- Task to carry out -
Find every line in the entries below that contains the string "axis", matching case exactly, and copy each of those lines out.

[Element box annotations]
◇ ◇ ◇ ◇

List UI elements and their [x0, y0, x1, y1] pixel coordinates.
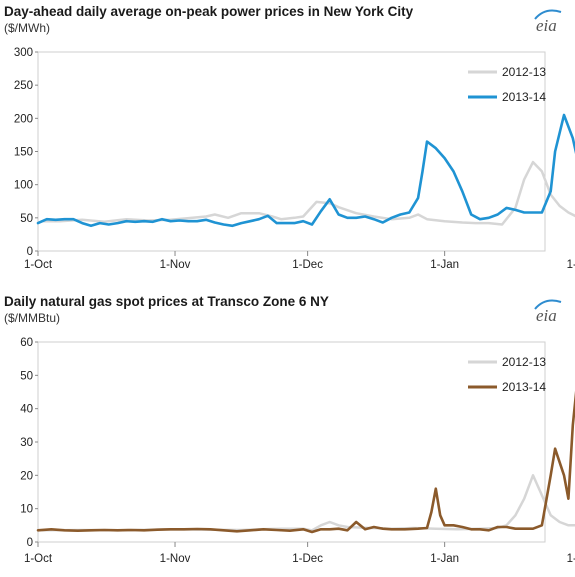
y-tick-label: 0 [27, 246, 33, 258]
y-axis-unit: ($/MMBtu) [4, 311, 61, 325]
x-tick-label: 1-Nov [160, 553, 191, 565]
legend-label: 2012-13 [502, 65, 546, 79]
power-price-panel: Day-ahead daily average on-peak power pr… [4, 4, 575, 271]
x-tick-label: 1-Nov [160, 259, 191, 271]
eia-logo-icon: eia [534, 9, 562, 34]
series-line-2013-14 [36, 390, 575, 534]
gas-price-panel: Daily natural gas spot prices at Transco… [0, 290, 575, 577]
svg-text:eia: eia [536, 16, 557, 34]
y-tick-label: 0 [27, 537, 33, 549]
y-axis-unit: ($/MWh) [4, 21, 50, 35]
series-line-2012-13 [41, 474, 575, 532]
y-tick-label: 100 [14, 180, 33, 192]
x-tick-label: 1-Oct [24, 259, 53, 271]
chart-title: Daily natural gas spot prices at Transco… [4, 294, 329, 309]
power-price-chart: 0 50 100 150 200 250 300 1-Oct 1-Nov 1-Dec 1-Jan 1-… [14, 47, 575, 271]
x-tick-label: 1-Dec [292, 259, 323, 271]
y-tick-label: 50 [20, 370, 33, 382]
x-tick-label: 1-Oct [24, 553, 53, 565]
svg-text:eia: eia [536, 306, 557, 324]
gas-price-chart: 01020304050601-Oct1-Nov1-Dec1-Jan1-Feb1-… [20, 337, 575, 565]
eia-logo-icon: eia [534, 299, 562, 324]
x-tick-label: 1-Feb [567, 553, 575, 565]
y-tick-label: 10 [20, 504, 33, 516]
x-tick-label: 1-Jan [430, 553, 459, 565]
legend-label: 2013-14 [502, 90, 546, 104]
y-tick-label: 300 [14, 47, 33, 59]
y-tick-label: 40 [20, 404, 33, 416]
x-tick-label: 1-Dec [292, 553, 323, 565]
y-tick-label: 200 [14, 113, 33, 125]
x-tick-label: 1-Jan [430, 259, 459, 271]
series-line-2013-14 [36, 113, 575, 228]
series-line-2012-13 [41, 160, 575, 226]
y-tick-label: 20 [20, 470, 33, 482]
x-tick-label: 1-Feb [567, 259, 575, 271]
plot-frame [37, 341, 546, 543]
y-tick-label: 250 [14, 80, 33, 92]
y-tick-label: 150 [14, 147, 33, 159]
y-tick-label: 60 [20, 337, 33, 349]
legend-label: 2013-14 [502, 380, 546, 394]
y-tick-label: 50 [20, 213, 33, 225]
y-tick-label: 30 [20, 437, 33, 449]
legend-label: 2012-13 [502, 355, 546, 369]
chart-title: Day-ahead daily average on-peak power pr… [4, 4, 414, 19]
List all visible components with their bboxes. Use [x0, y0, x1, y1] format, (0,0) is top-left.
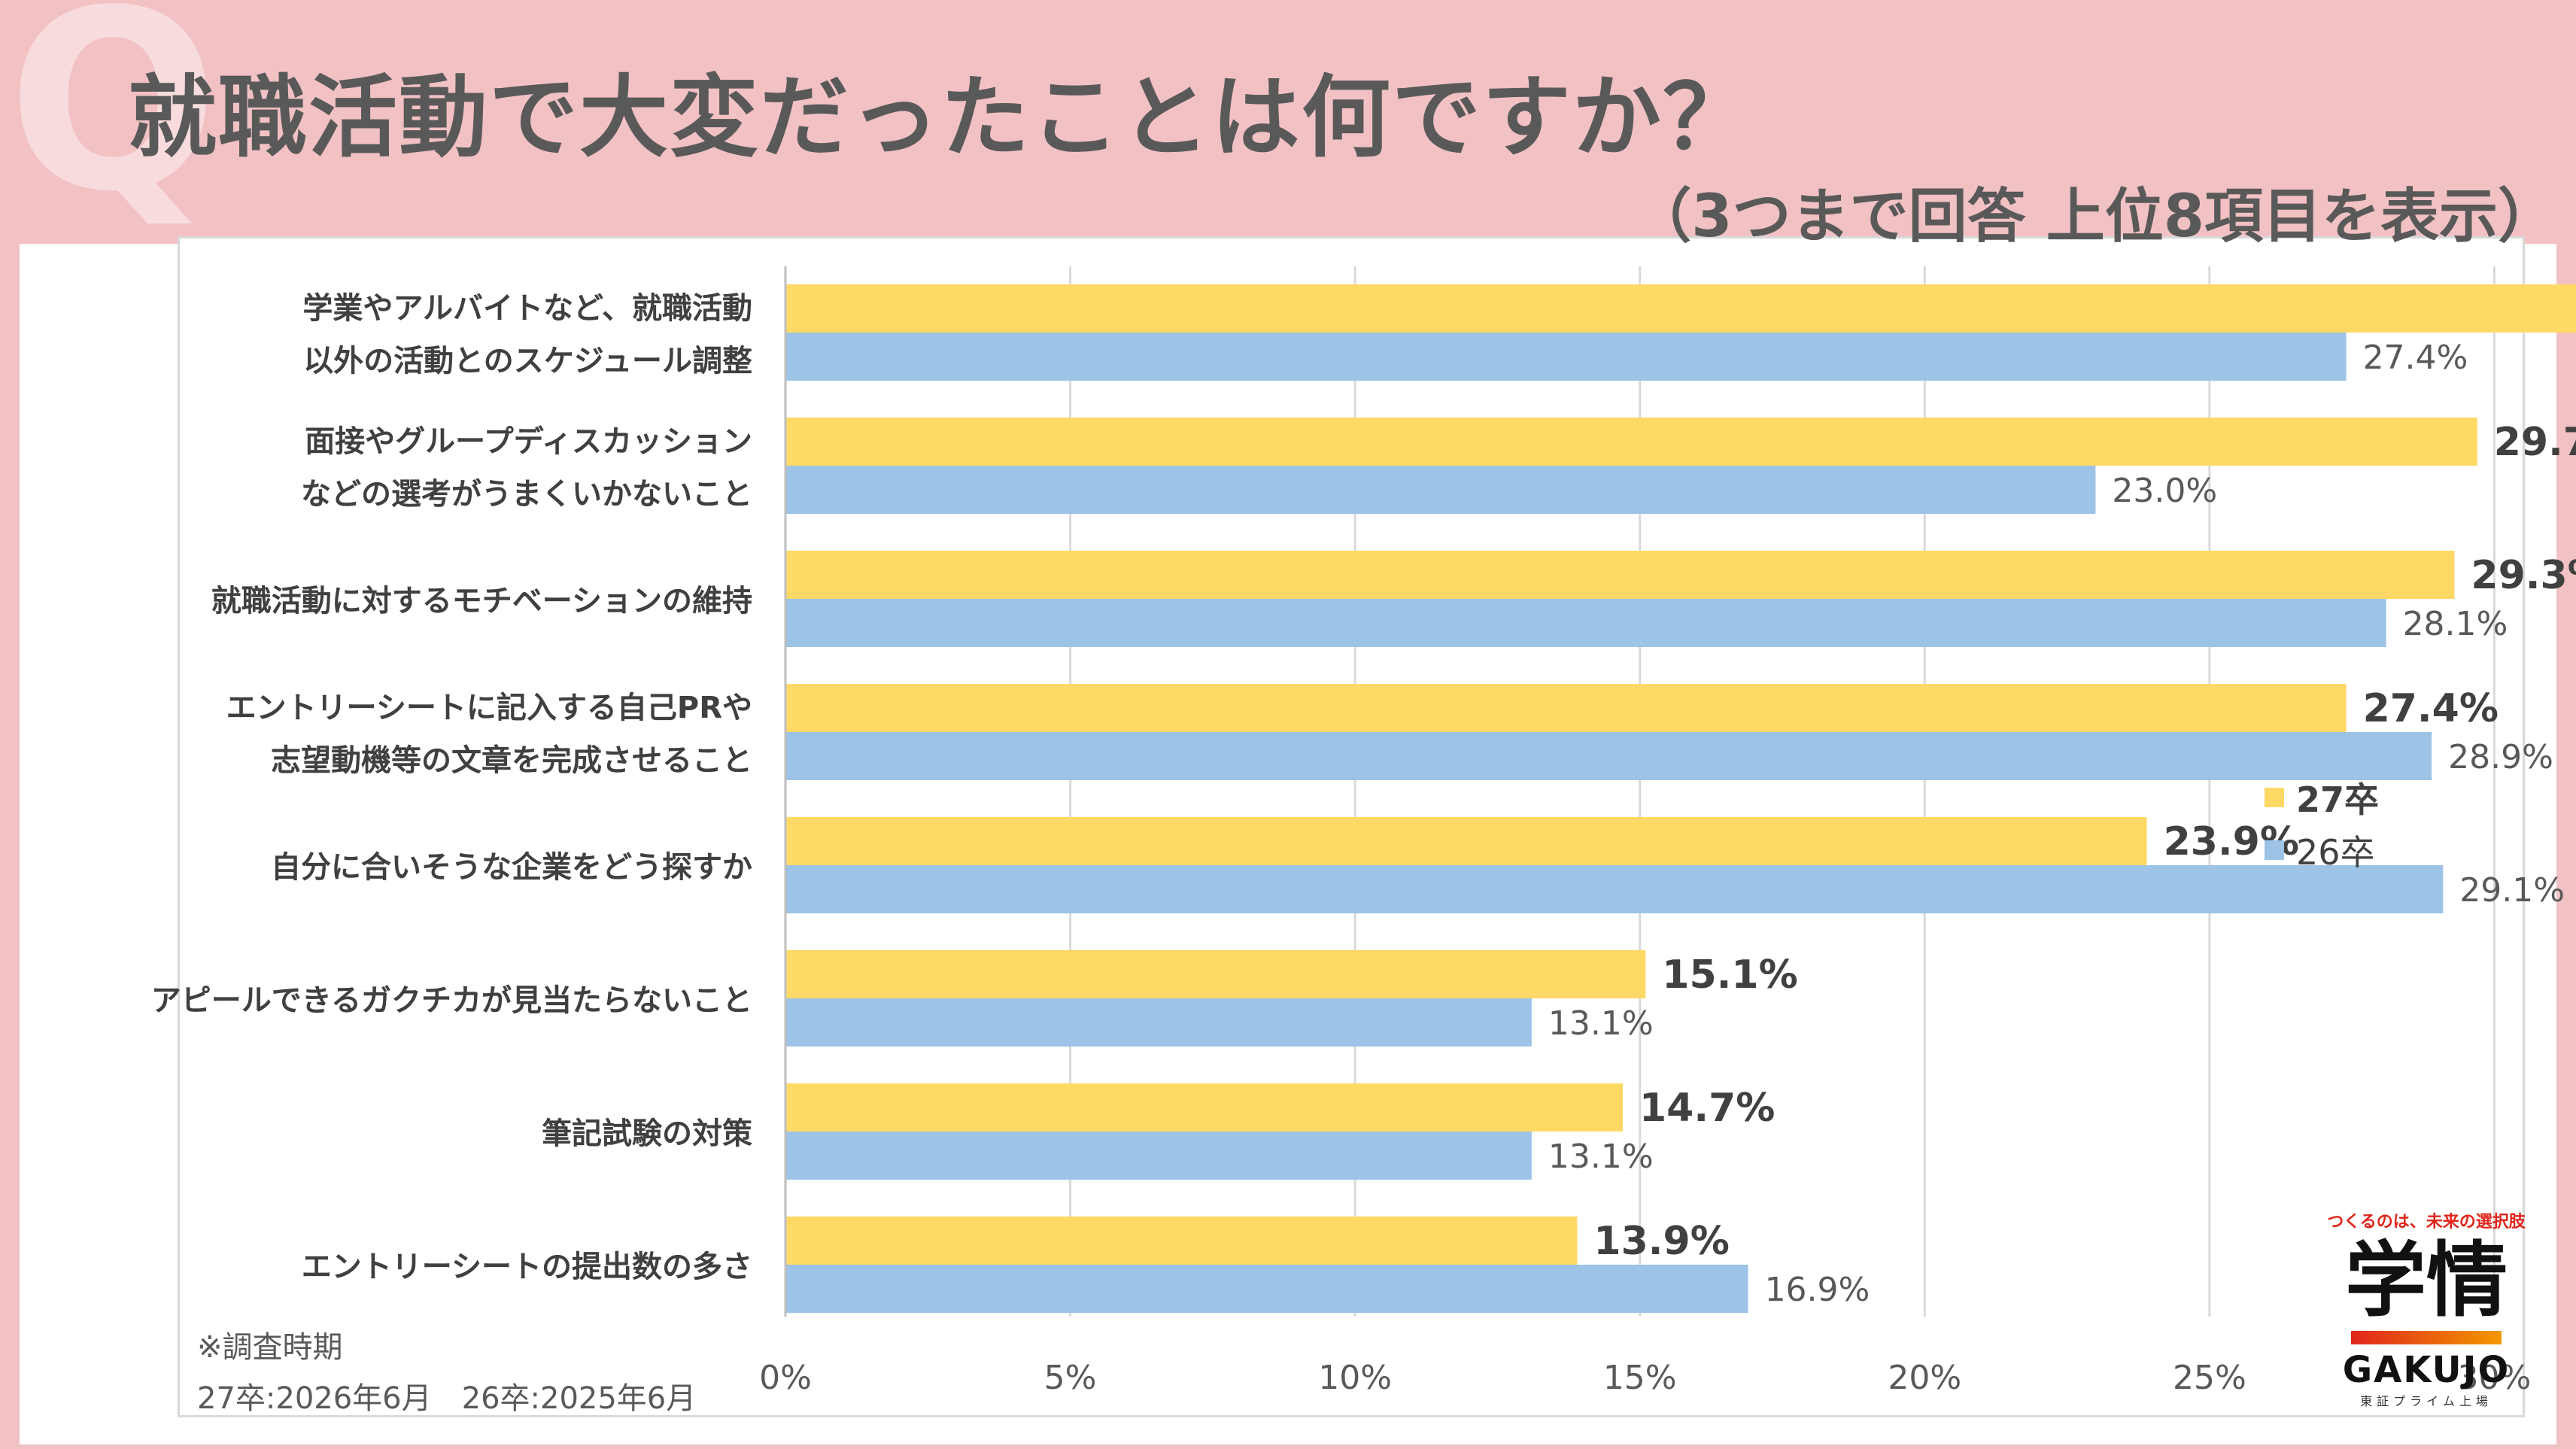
category-label: 筆記試験の対策	[542, 1116, 752, 1151]
bar-26	[785, 333, 2347, 381]
bar-27	[785, 1217, 1578, 1265]
bar-27	[785, 284, 2576, 333]
category-label: 就職活動に対するモチベーションの維持	[211, 584, 752, 618]
x-tick-label: 10%	[1318, 1359, 1392, 1397]
data-label-26: 28.1%	[2403, 605, 2508, 643]
survey-note-dates: 27卒:2026年6月 26卒:2025年6月	[197, 1381, 697, 1416]
data-label-26: 16.9%	[1765, 1271, 1870, 1309]
page-subtitle: （3つまで回答 上位8項目を表示）	[1633, 183, 2556, 251]
category-label: などの選考がうまくいかないこと	[301, 477, 752, 512]
chart-legend: 27卒 26卒	[2265, 771, 2379, 876]
bar-27	[785, 684, 2347, 732]
q-watermark: Q	[8, 0, 219, 246]
legend-label-26: 26卒	[2296, 832, 2375, 873]
data-label-26: 28.9%	[2448, 738, 2553, 776]
category-label: 学業やアルバイトなど、就職活動	[302, 291, 752, 326]
survey-note-heading: ※調査時期	[197, 1330, 343, 1365]
bar-26	[785, 599, 2386, 647]
bar-26	[785, 865, 2444, 913]
gakujo-logo: つくるのは、未来の選択肢 学情 GAKUJO 東証プライム上場	[2317, 1196, 2535, 1422]
x-tick-label: 25%	[2173, 1359, 2246, 1397]
x-tick-label: 0%	[759, 1359, 812, 1397]
data-label-27: 14.7%	[1639, 1086, 1775, 1131]
legend-item-26: 26卒	[2265, 824, 2379, 876]
logo-english: GAKUJO	[2342, 1348, 2511, 1391]
legend-swatch-26	[2265, 840, 2284, 860]
category-label: エントリーシートの提出数の多さ	[302, 1250, 752, 1284]
logo-kanji: 学情	[2344, 1234, 2508, 1328]
data-label-27: 29.3%	[2471, 553, 2576, 598]
category-label: エントリーシートに記入する自己PRや	[226, 691, 752, 725]
legend-swatch-27	[2265, 788, 2284, 807]
data-label-27: 27.4%	[2363, 686, 2499, 731]
bar-27	[785, 1083, 1623, 1132]
x-tick-label: 15%	[1603, 1359, 1677, 1397]
page-title: 就職活動で大変だったことは何ですか？	[128, 65, 1754, 169]
category-label: 面接やグループディスカッション	[305, 424, 752, 459]
category-label: 自分に合いそうな企業をどう探すか	[271, 850, 752, 885]
data-label-26: 23.0%	[2112, 472, 2217, 510]
bar-27	[785, 551, 2455, 599]
category-label: アピールできるガクチカが見当たらないこと	[151, 983, 752, 1018]
bar-26	[785, 1132, 1532, 1180]
bar-26	[785, 732, 2432, 780]
x-tick-label: 30%	[2458, 1359, 2532, 1397]
bar-27	[785, 817, 2147, 865]
bar-26	[785, 998, 1532, 1046]
logo-bar	[2351, 1330, 2502, 1344]
data-label-26: 13.1%	[1548, 1138, 1654, 1176]
legend-label-27: 27卒	[2296, 779, 2380, 820]
data-label-27: 13.9%	[1593, 1219, 1729, 1264]
data-label-27: 29.7%	[2494, 420, 2576, 465]
bar-27	[785, 418, 2477, 466]
data-label-26: 13.1%	[1548, 1004, 1654, 1043]
category-label: 以外の活動とのスケジュール調整	[303, 344, 752, 378]
category-label: 志望動機等の文章を完成させること	[271, 743, 752, 778]
data-label-26: 27.4%	[2363, 339, 2468, 377]
bar-26	[785, 466, 2096, 514]
bar-27	[785, 950, 1646, 998]
logo-sub: 東証プライム上場	[2360, 1393, 2492, 1408]
logo-tagline: つくるのは、未来の選択肢	[2327, 1213, 2526, 1232]
data-label-27: 15.1%	[1662, 952, 1797, 998]
legend-item-27: 27卒	[2265, 771, 2379, 824]
data-label-26: 29.1%	[2459, 871, 2565, 910]
x-tick-label: 20%	[1888, 1359, 1961, 1397]
x-tick-label: 5%	[1044, 1359, 1097, 1397]
bar-26	[785, 1265, 1748, 1313]
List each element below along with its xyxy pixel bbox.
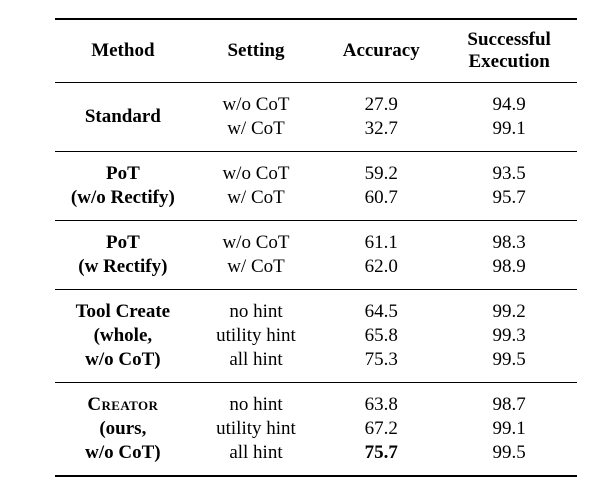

◇ ◇ ◇ ◇

- Written solution -
y-axis-unit: ($/MMBtu) [4, 311, 61, 325]
y-axis-unit: ($/MWh) [4, 21, 50, 35]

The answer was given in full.